:: Data entries

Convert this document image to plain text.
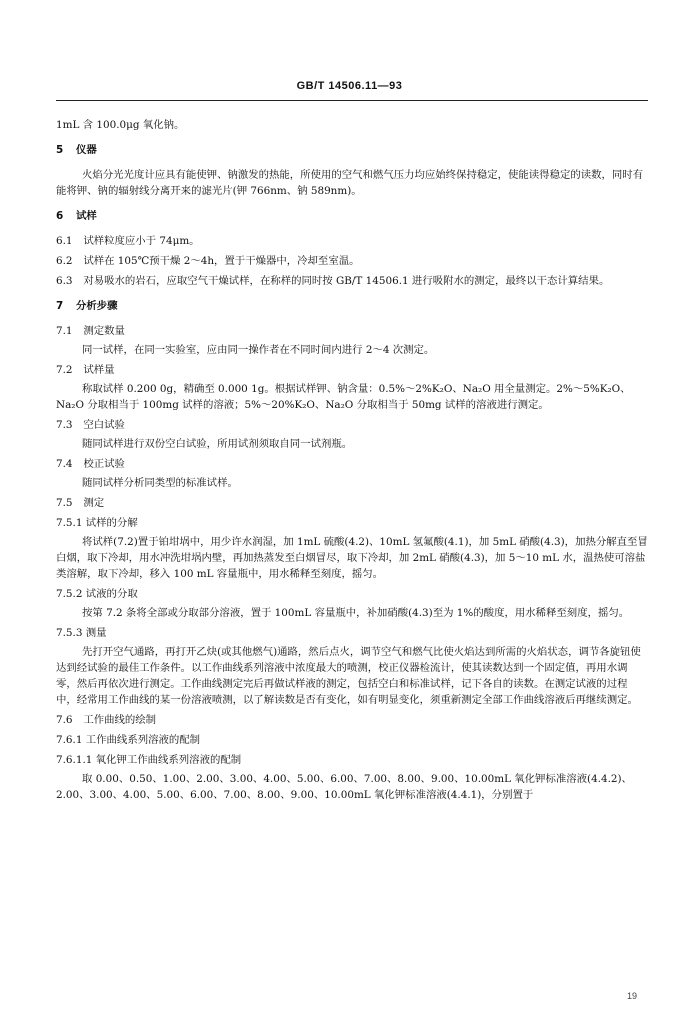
GB/T 14506.11—93

1mL 含 100.0μg 氧化钠。

5 仪器

火焰分光光度计应具有能使钾、钠激发的热能，所使用的空气和燃气压力均应始终保持稳定，使能读得稳定的读数，同时有能将钾、钠的辐射线分离开来的滤光片(钾 766nm、钠 589nm)。

6 试样
6.1 试样粒度应小于 74μm。
6.2 试样在 105℃预干燥 2～4h，置于干燥器中，冷却至室温。
6.3 对易吸水的岩石，应取空气干燥试样，在称样的同时按 GB/T 14506.1 进行吸附水的测定，最终以干态计算结果。
7 分析步骤
7.1 测定数量

同一试样，在同一实验室，应由同一操作者在不同时间内进行 2～4 次测定。

7.2 试样量

称取试样 0.200 0g，精确至 0.000 1g。根据试样钾、钠含量：0.5%～2%K₂O、Na₂O 用全量测定。2%～5%K₂O、Na₂O 分取相当于 100mg 试样的溶液；5%～20%K₂O、Na₂O 分取相当于 50mg 试样的溶液进行测定。

7.3 空白试验

随同试样进行双份空白试验，所用试剂须取自同一试剂瓶。

7.4 校正试验

随同试样分析同类型的标准试样。

7.5 测定
7.5.1 试样的分解

将试样(7.2)置于铂坩埚中，用少许水润湿，加 1mL 硫酸(4.2)、10mL 氢氟酸(4.1)，加 5mL 硝酸(4.3)，加热分解直至冒白烟，取下冷却，用水冲洗坩埚内壁，再加热蒸发至白烟冒尽，取下冷却，加 2mL 硝酸(4.3)，加 5～10 mL 水，温热使可溶盐类溶解，取下冷却，移入 100 mL 容量瓶中，用水稀释至刻度，摇匀。

7.5.2 试液的分取

按第 7.2 条将全部或分取部分溶液，置于 100mL 容量瓶中，补加硝酸(4.3)至为 1%的酸度，用水稀释至刻度，摇匀。

7.5.3 测量

先打开空气通路，再打开乙炔(或其他燃气)通路，然后点火，调节空气和燃气比使火焰达到所需的火焰状态，调节各旋钮使达到经试验的最佳工作条件。以工作曲线系列溶液中浓度最大的喷测，校正仪器检流计，使其读数达到一个固定值，再用水调零，然后再依次进行测定。工作曲线测定完后再做试样液的测定，包括空白和标准试样，记下各自的读数。在测定试液的过程中，经常用工作曲线的某一份溶液喷测，以了解读数是否有变化，如有明显变化，须重新测定全部工作曲线溶液后再继续测定。

7.6 工作曲线的绘制
7.6.1 工作曲线系列溶液的配制
7.6.1.1 氧化钾工作曲线系列溶液的配制

取 0.00、0.50、1.00、2.00、3.00、4.00、5.00、6.00、7.00、8.00、9.00、10.00mL 氧化钾标准溶液(4.4.2)、2.00、3.00、4.00、5.00、6.00、7.00、8.00、9.00、10.00mL 氧化钾标准溶液(4.4.1)，分别置于

19
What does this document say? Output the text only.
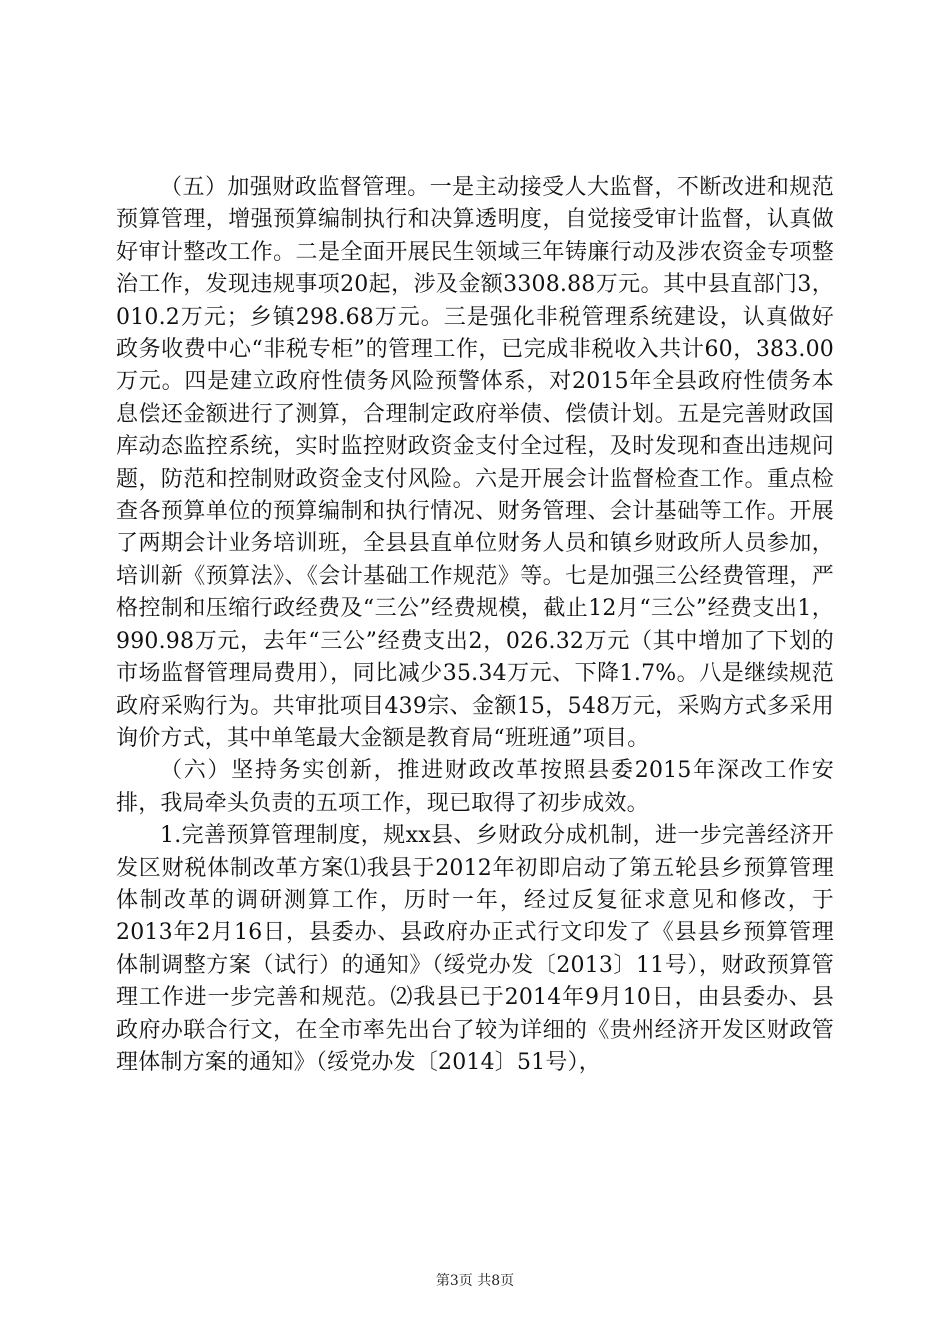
（五）加强财政监督管理。一是主动接受人大监督，不断改进和规范预算管理，增强预算编制执行和决算透明度，自觉接受审计监督，认真做好审计整改工作。二是全面开展民生领域三年铸廉行动及涉农资金专项整治工作，发现违规事项20起，涉及金额3308.88万元。其中县直部门3，010.2万元；乡镇298.68万元。三是强化非税管理系统建设，认真做好政务收费中心“非税专柜”的管理工作，已完成非税收入共计60，383.00万元。四是建立政府性债务风险预警体系，对2015年全县政府性债务本息偿还金额进行了测算，合理制定政府举债、偿债计划。五是完善财政国库动态监控系统，实时监控财政资金支付全过程，及时发现和查出违规问题，防范和控制财政资金支付风险。六是开展会计监督检查工作。重点检查各预算单位的预算编制和执行情况、财务管理、会计基础等工作。开展了两期会计业务培训班，全县县直单位财务人员和镇乡财政所人员参加，培训新《预算法》、《会计基础工作规范》等。七是加强三公经费管理，严格控制和压缩行政经费及“三公”经费规模，截止12月“三公”经费支出1，990.98万元，去年“三公”经费支出2，026.32万元（其中增加了下划的市场监督管理局费用），同比减少35.34万元、下降1.7%。八是继续规范政府采购行为。共审批项目439宗、金额15，548万元，采购方式多采用询价方式，其中单笔最大金额是教育局“班班通”项目。

（六）坚持务实创新，推进财政改革按照县委2015年深改工作安排，我局牵头负责的五项工作，现已取得了初步成效。

1.完善预算管理制度，规xx县、乡财政分成机制，进一步完善经济开发区财税体制改革方案⑴我县于2012年初即启动了第五轮县乡预算管理体制改革的调研测算工作，历时一年，经过反复征求意见和修改，于2013年2月16日，县委办、县政府办正式行文印发了《县县乡预算管理体制调整方案（试行）的通知》（绥党办发〔2013〕11号），财政预算管理工作进一步完善和规范。⑵我县已于2014年9月10日，由县委办、县政府办联合行文，在全市率先出台了较为详细的《贵州经济开发区财政管理体制方案的通知》（绥党办发〔2014〕51号），

第3页 共8页
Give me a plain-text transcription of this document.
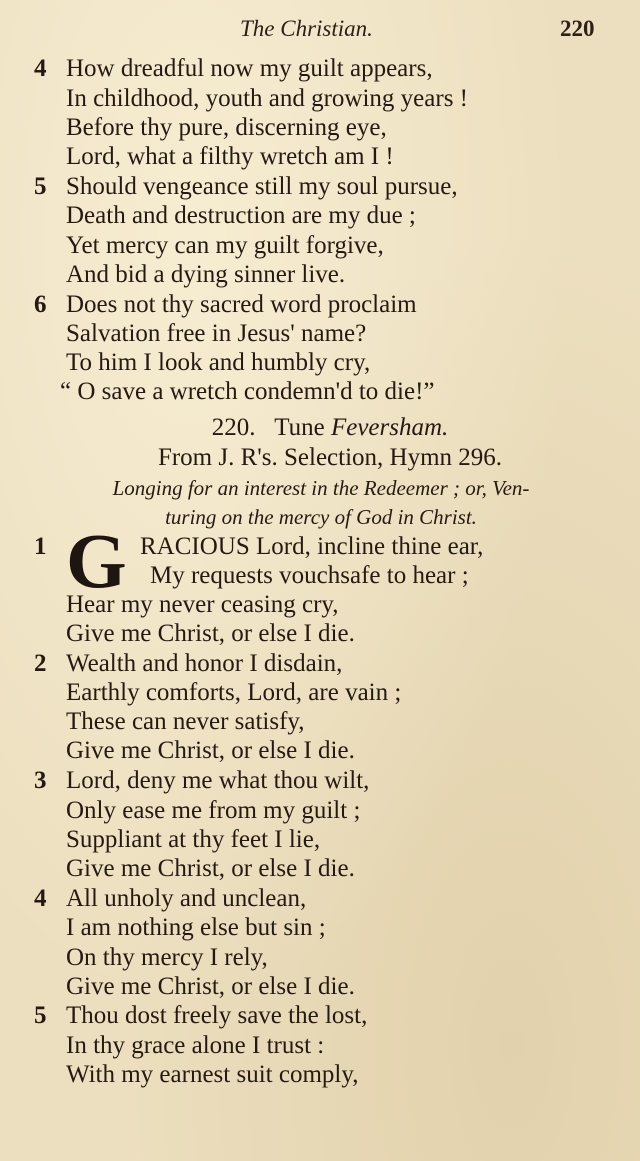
The Christian.	220
4 How dreadful now my guilt appears,
In childhood, youth and growing years !
Before thy pure, discerning eye,
Lord, what a filthy wretch am I !
5 Should vengeance still my soul pursue,
Death and destruction are my due ;
Yet mercy can my guilt forgive,
And bid a dying sinner live.
6 Does not thy sacred word proclaim
Salvation free in Jesus' name?
To him I look and humbly cry,
“ O save a wretch condemn'd to die!”
220. Tune Feversham.
From J. R's. Selection, Hymn 296.
Longing for an interest in the Redeemer ; or, Ven-
turing on the mercy of God in Christ.
1 G RACIOUS Lord, incline thine ear,
My requests vouchsafe to hear ;
Hear my never ceasing cry,
Give me Christ, or else I die.
2 Wealth and honor I disdain,
Earthly comforts, Lord, are vain ;
These can never satisfy,
Give me Christ, or else I die.
3 Lord, deny me what thou wilt,
Only ease me from my guilt ;
Suppliant at thy feet I lie,
Give me Christ, or else I die.
4 All unholy and unclean,
I am nothing else but sin ;
On thy mercy I rely,
Give me Christ, or else I die.
5 Thou dost freely save the lost,
In thy grace alone I trust :
With my earnest suit comply,
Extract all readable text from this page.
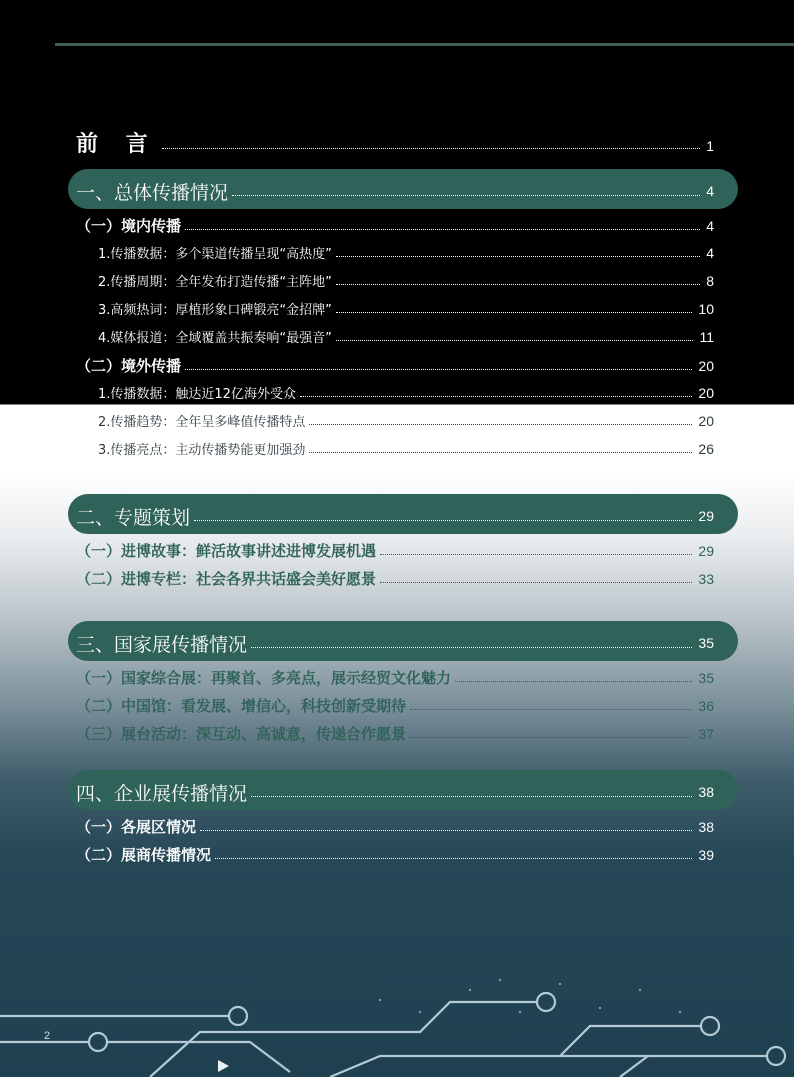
前 言	1
一、总体传播情况	4
（一）境内传播	4
1.传播数据：多个渠道传播呈现“高热度”	4
2.传播周期：全年发布打造传播“主阵地”	8
3.高频热词：厚植形象口碑锻亮“金招牌”	10
4.媒体报道：全域覆盖共振奏响“最强音”	11
（二）境外传播	20
1.传播数据：触达近12亿海外受众	20
2.传播趋势：全年呈多峰值传播特点	20
3.传播亮点：主动传播势能更加强劲	26
二、专题策划	29
（一）进博故事：鲜活故事讲述进博发展机遇	29
（二）进博专栏：社会各界共话盛会美好愿景	33
三、国家展传播情况	35
（一）国家综合展：再聚首、多亮点，展示经贸文化魅力	35
（二）中国馆：看发展、增信心，科技创新受期待	36
（三）展台活动：深互动、高诚意，传递合作愿景	37
四、企业展传播情况	38
（一）各展区情况	38
（二）展商传播情况	39
2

::::

*What you are asked to do*. Pull out all lines from the entries above that include the word "容量瓶中".

*Exercise result*.
将试样(7.2)置于铂坩埚中，用少许水润湿，加 1mL 硫酸(4.2)、10mL 氢氟酸(4.1)，加 5mL 硝酸(4.3)，加热分解直至冒白烟，取下冷却，用水冲洗坩埚内壁，再加热蒸发至白烟冒尽，取下冷却，加 2mL 硝酸(4.3)，加 5～10 mL 水，温热使可溶盐类溶解，取下冷却，移入 100 mL 容量瓶中，用水稀释至刻度，摇匀。
按第 7.2 条将全部或分取部分溶液，置于 100mL 容量瓶中，补加硝酸(4.3)至为 1%的酸度，用水稀释至刻度，摇匀。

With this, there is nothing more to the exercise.